[Stored data]
------------------------------
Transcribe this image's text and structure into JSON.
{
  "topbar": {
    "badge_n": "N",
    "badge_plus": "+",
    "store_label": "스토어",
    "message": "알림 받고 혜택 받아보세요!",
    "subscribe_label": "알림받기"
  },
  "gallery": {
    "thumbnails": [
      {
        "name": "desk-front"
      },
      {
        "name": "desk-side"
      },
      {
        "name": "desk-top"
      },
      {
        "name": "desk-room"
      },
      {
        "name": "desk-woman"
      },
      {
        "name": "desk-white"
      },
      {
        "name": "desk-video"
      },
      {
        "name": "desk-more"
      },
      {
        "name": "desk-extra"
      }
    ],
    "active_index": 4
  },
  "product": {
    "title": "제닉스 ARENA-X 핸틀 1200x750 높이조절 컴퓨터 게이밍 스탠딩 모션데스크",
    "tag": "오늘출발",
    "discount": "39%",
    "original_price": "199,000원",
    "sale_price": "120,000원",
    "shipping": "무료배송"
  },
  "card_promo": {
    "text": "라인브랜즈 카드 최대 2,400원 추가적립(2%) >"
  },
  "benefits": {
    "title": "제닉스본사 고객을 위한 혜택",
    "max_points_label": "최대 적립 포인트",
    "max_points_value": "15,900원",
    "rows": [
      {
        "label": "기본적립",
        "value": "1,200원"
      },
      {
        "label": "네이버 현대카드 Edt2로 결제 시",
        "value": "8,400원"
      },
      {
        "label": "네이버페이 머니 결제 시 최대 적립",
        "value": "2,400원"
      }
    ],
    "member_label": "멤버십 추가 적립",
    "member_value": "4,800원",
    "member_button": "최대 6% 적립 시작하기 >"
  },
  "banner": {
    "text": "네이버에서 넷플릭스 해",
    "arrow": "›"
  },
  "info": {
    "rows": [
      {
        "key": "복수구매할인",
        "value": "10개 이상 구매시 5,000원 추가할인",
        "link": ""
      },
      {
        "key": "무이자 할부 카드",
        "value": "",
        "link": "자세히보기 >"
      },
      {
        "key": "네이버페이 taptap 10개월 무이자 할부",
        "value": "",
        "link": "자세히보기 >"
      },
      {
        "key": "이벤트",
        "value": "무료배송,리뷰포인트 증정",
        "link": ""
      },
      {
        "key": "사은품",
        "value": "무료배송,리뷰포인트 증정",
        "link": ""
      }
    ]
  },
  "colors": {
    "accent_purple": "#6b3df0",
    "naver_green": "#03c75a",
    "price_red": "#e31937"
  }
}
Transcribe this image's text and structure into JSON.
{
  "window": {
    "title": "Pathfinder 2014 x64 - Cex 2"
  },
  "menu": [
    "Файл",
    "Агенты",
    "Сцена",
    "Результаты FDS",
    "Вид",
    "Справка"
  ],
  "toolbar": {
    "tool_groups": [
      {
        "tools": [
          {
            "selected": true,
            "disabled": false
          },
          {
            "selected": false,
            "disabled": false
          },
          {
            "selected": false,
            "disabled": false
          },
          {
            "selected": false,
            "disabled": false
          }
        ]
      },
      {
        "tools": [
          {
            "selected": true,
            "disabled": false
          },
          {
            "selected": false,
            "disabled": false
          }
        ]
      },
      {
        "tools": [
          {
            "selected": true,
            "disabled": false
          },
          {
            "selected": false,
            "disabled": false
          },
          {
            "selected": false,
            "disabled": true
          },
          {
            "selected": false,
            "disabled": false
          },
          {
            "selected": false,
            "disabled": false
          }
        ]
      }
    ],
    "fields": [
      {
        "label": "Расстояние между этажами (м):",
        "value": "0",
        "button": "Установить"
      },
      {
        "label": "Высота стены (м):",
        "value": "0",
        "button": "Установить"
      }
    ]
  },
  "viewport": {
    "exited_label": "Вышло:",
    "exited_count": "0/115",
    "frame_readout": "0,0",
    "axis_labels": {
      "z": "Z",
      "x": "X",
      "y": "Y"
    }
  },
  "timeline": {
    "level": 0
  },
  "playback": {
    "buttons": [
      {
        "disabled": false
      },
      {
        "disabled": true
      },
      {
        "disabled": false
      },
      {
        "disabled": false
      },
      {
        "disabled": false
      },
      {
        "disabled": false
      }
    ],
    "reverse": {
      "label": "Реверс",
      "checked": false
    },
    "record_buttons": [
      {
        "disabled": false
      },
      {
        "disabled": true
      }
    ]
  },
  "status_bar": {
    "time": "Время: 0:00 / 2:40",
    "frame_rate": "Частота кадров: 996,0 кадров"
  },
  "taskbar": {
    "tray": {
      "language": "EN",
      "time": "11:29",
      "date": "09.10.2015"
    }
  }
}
------------------------------
→ **Your goal**:
Output the lines above verbatim and in full.

→ **Output for this exercise**:
Transcribe this image's text and structure into JSON.
{
  "topbar": {
    "badge_n": "N",
    "badge_plus": "+",
    "store_label": "스토어",
    "message": "알림 받고 혜택 받아보세요!",
    "subscribe_label": "알림받기"
  },
  "gallery": {
    "thumbnails": [
      {
        "name": "desk-front"
      },
      {
        "name": "desk-side"
      },
      {
        "name": "desk-top"
      },
      {
        "name": "desk-room"
      },
      {
        "name": "desk-woman"
      },
      {
        "name": "desk-white"
      },
      {
        "name": "desk-video"
      },
      {
        "name": "desk-more"
      },
      {
        "name": "desk-extra"
      }
    ],
    "active_index": 4
  },
  "product": {
    "title": "제닉스 ARENA-X 핸틀 1200x750 높이조절 컴퓨터 게이밍 스탠딩 모션데스크",
    "tag": "오늘출발",
    "discount": "39%",
    "original_price": "199,000원",
    "sale_price": "120,000원",
    "shipping": "무료배송"
  },
  "card_promo": {
    "text": "라인브랜즈 카드 최대 2,400원 추가적립(2%) >"
  },
  "benefits": {
    "title": "제닉스본사 고객을 위한 혜택",
    "max_points_label": "최대 적립 포인트",
    "max_points_value": "15,900원",
    "rows": [
      {
        "label": "기본적립",
        "value": "1,200원"
      },
      {
        "label": "네이버 현대카드 Edt2로 결제 시",
        "value": "8,400원"
      },
      {
        "label": "네이버페이 머니 결제 시 최대 적립",
        "value": "2,400원"
      }
    ],
    "member_label": "멤버십 추가 적립",
    "member_value": "4,800원",
    "member_button": "최대 6% 적립 시작하기 >"
  },
  "banner": {
    "text": "네이버에서 넷플릭스 해",
    "arrow": "›"
  },
  "info": {
    "rows": [
      {
        "key": "복수구매할인",
        "value": "10개 이상 구매시 5,000원 추가할인",
        "link": ""
      },
      {
        "key": "무이자 할부 카드",
        "value": "",
        "link": "자세히보기 >"
      },
      {
        "key": "네이버페이 taptap 10개월 무이자 할부",
        "value": "",
        "link": "자세히보기 >"
      },
      {
        "key": "이벤트",
        "value": "무료배송,리뷰포인트 증정",
        "link": ""
      },
      {
        "key": "사은품",
        "value": "무료배송,리뷰포인트 증정",
        "link": ""
      }
    ]
  },
  "colors": {
    "accent_purple": "#6b3df0",
    "naver_green": "#03c75a",
    "price_red": "#e31937"
  }
}
Transcribe this image's text and structure into JSON.
{
  "window": {
    "title": "Pathfinder 2014 x64 - Cex 2"
  },
  "menu": [
    "Файл",
    "Агенты",
    "Сцена",
    "Результаты FDS",
    "Вид",
    "Справка"
  ],
  "toolbar": {
    "tool_groups": [
      {
        "tools": [
          {
            "selected": true,
            "disabled": false
          },
          {
            "selected": false,
            "disabled": false
          },
          {
            "selected": false,
            "disabled": false
          },
          {
            "selected": false,
            "disabled": false
          }
        ]
      },
      {
        "tools": [
          {
            "selected": true,
            "disabled": false
          },
          {
            "selected": false,
            "disabled": false
          }
        ]
      },
      {
        "tools": [
          {
            "selected": true,
            "disabled": false
          },
          {
            "selected": false,
            "disabled": false
          },
          {
            "selected": false,
            "disabled": true
          },
          {
            "selected": false,
            "disabled": false
          },
          {
            "selected": false,
            "disabled": false
          }
        ]
      }
    ],
    "fields": [
      {
        "label": "Расстояние между этажами (м):",
        "value": "0",
        "button": "Установить"
      },
      {
        "label": "Высота стены (м):",
        "value": "0",
        "button": "Установить"
      }
    ]
  },
  "viewport": {
    "exited_label": "Вышло:",
    "exited_count": "0/115",
    "frame_readout": "0,0",
    "axis_labels": {
      "z": "Z",
      "x": "X",
      "y": "Y"
    }
  },
  "timeline": {
    "level": 0
  },
  "playback": {
    "buttons": [
      {
        "disabled": false
      },
      {
        "disabled": true
      },
      {
        "disabled": false
      },
      {
        "disabled": false
      },
      {
        "disabled": false
      },
      {
        "disabled": false
      }
    ],
    "reverse": {
      "label": "Реверс",
      "checked": false
    },
    "record_buttons": [
      {
        "disabled": false
      },
      {
        "disabled": true
      }
    ]
  },
  "status_bar": {
    "time": "Время: 0:00 / 2:40",
    "frame_rate": "Частота кадров: 996,0 кадров"
  },
  "taskbar": {
    "tray": {
      "language": "EN",
      "time": "11:29",
      "date": "09.10.2015"
    }
  }
}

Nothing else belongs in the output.